- **GIVEN EXERCISE**
Copy out all lines in the data below containing the string "cancel".

==== DATA LISTING

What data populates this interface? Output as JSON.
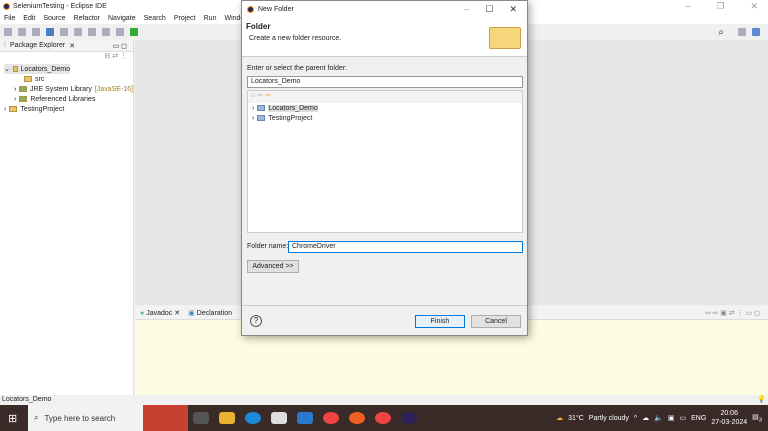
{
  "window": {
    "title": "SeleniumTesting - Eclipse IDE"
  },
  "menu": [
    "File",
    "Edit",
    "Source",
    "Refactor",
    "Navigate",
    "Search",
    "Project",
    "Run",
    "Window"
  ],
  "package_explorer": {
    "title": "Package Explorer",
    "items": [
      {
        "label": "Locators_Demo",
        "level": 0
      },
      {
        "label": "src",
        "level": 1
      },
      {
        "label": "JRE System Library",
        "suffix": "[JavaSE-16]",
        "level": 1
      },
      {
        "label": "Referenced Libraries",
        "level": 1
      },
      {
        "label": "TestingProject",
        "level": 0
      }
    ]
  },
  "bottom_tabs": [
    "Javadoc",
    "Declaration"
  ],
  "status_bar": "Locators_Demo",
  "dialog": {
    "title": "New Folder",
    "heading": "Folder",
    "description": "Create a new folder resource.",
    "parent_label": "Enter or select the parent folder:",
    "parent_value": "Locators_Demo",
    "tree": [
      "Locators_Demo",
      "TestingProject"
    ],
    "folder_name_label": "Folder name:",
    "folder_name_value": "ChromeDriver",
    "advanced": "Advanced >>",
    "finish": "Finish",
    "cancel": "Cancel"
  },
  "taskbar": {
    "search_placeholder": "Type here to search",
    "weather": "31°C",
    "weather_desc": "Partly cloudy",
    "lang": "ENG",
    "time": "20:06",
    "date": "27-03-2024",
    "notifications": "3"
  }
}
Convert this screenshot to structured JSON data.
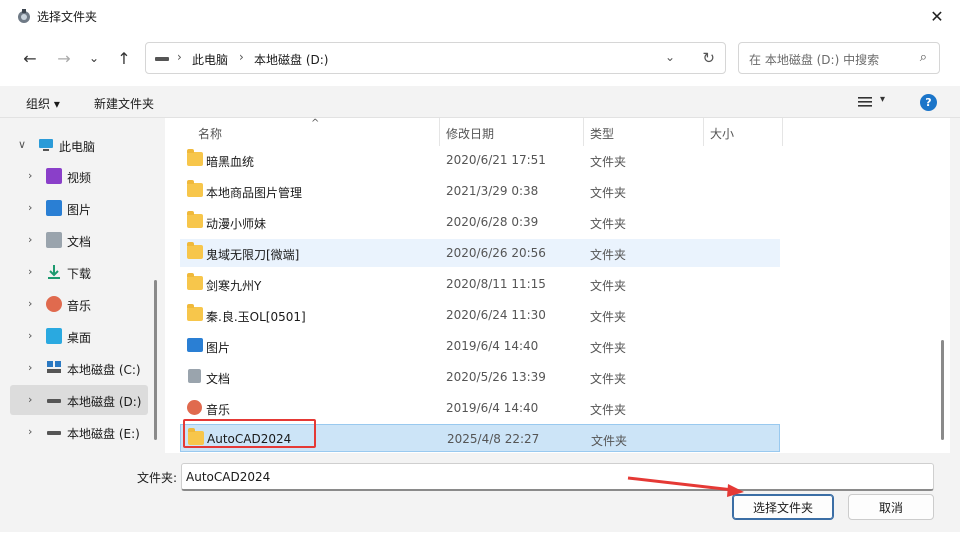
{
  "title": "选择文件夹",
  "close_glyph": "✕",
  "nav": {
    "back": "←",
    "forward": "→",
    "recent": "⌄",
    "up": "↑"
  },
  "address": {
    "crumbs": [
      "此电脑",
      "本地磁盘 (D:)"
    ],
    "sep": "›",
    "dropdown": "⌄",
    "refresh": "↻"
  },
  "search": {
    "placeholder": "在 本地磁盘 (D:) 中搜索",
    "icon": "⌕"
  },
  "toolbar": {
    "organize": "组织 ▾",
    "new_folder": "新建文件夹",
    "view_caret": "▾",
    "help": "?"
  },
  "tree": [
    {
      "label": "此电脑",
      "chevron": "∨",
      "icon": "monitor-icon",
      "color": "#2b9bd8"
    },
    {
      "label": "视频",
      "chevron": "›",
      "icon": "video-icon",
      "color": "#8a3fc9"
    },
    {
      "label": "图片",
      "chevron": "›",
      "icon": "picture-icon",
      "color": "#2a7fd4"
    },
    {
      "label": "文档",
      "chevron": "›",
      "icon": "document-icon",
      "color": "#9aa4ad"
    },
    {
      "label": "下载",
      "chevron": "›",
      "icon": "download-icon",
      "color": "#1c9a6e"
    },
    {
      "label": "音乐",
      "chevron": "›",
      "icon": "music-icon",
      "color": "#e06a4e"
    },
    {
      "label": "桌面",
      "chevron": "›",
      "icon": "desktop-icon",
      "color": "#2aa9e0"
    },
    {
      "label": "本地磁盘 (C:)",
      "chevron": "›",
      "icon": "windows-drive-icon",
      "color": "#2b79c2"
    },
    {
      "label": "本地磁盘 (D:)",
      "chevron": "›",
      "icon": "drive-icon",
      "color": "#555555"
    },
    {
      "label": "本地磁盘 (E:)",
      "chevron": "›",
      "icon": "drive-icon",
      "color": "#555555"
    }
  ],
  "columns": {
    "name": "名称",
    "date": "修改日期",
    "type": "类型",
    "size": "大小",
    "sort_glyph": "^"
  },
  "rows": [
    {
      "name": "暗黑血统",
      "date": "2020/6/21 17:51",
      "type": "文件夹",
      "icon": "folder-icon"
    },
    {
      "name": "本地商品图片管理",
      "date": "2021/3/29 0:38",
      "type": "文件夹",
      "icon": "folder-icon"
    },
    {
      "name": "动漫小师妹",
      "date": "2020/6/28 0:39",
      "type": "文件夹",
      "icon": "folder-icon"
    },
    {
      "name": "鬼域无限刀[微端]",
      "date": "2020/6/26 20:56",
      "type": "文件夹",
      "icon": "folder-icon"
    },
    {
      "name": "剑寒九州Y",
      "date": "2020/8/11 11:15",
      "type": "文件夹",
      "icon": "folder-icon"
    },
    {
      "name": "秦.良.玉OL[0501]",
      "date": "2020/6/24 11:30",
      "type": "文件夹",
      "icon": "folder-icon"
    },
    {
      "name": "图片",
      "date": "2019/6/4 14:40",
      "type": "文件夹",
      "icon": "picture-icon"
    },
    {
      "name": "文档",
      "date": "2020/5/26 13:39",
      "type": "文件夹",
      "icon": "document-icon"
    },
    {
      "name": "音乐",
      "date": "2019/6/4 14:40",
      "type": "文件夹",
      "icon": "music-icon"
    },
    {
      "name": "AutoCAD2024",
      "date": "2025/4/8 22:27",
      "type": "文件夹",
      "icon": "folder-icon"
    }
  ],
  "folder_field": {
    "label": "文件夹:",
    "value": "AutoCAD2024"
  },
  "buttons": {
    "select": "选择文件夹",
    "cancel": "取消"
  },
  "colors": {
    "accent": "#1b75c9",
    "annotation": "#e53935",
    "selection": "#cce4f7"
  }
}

========
==== DATA LISTING

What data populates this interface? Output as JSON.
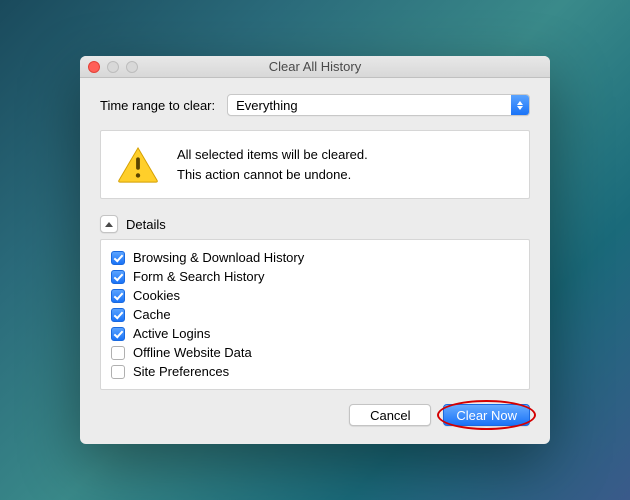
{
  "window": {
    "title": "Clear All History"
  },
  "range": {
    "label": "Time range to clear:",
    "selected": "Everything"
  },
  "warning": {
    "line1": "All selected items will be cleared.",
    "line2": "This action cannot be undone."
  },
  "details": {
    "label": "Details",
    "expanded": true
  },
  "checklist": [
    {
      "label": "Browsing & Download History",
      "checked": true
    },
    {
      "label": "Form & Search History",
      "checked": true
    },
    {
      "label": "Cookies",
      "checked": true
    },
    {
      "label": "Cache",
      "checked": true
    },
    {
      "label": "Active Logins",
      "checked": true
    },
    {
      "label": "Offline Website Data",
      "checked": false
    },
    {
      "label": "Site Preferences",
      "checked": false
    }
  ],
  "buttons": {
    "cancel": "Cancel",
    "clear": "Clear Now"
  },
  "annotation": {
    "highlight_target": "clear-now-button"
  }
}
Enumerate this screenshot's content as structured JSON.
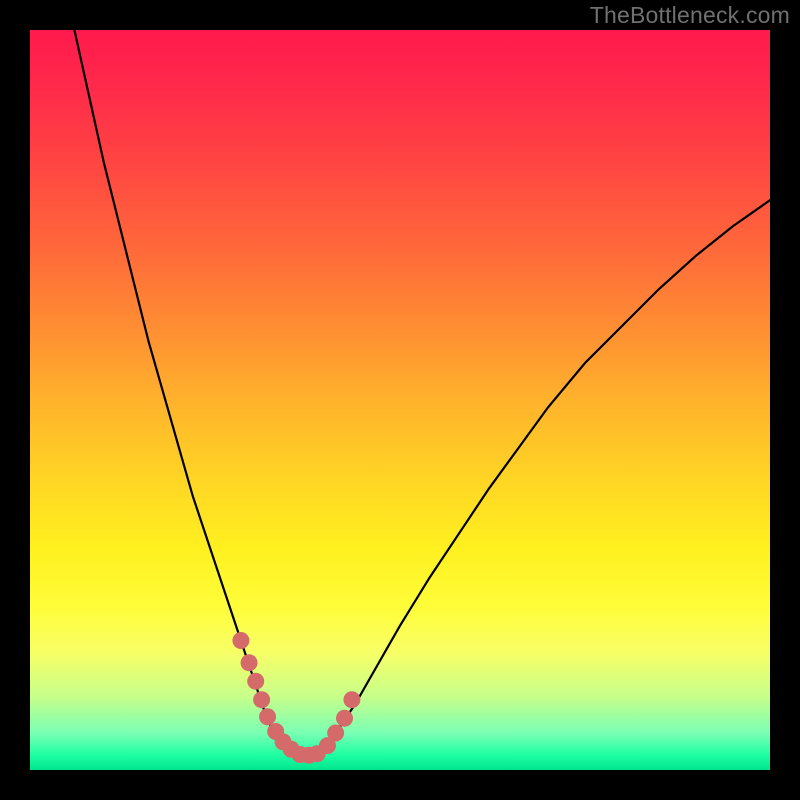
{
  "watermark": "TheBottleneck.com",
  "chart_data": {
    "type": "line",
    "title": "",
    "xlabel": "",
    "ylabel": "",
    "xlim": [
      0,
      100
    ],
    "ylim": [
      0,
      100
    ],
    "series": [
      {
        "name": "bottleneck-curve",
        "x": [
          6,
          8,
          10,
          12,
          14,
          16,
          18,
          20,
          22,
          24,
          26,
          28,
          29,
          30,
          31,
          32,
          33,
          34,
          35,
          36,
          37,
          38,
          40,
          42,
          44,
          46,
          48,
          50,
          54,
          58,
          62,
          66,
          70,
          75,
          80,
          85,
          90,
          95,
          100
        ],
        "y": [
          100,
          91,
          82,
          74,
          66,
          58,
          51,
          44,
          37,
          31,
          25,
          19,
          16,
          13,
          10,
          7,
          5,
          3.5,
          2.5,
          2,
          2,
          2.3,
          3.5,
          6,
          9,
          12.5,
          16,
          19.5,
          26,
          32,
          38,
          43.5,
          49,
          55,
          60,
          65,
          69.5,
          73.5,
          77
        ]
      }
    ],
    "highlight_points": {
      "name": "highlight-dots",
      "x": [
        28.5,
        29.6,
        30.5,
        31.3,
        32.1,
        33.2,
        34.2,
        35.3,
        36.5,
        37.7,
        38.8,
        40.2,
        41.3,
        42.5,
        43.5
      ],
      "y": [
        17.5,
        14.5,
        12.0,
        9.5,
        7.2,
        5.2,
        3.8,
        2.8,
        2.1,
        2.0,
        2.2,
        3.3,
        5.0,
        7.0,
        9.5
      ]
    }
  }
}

========

- **RESULT OF THIS TASK**
    "cancel": "Cancel"
    "cancel": "取消"
    "cancel": "Cancel",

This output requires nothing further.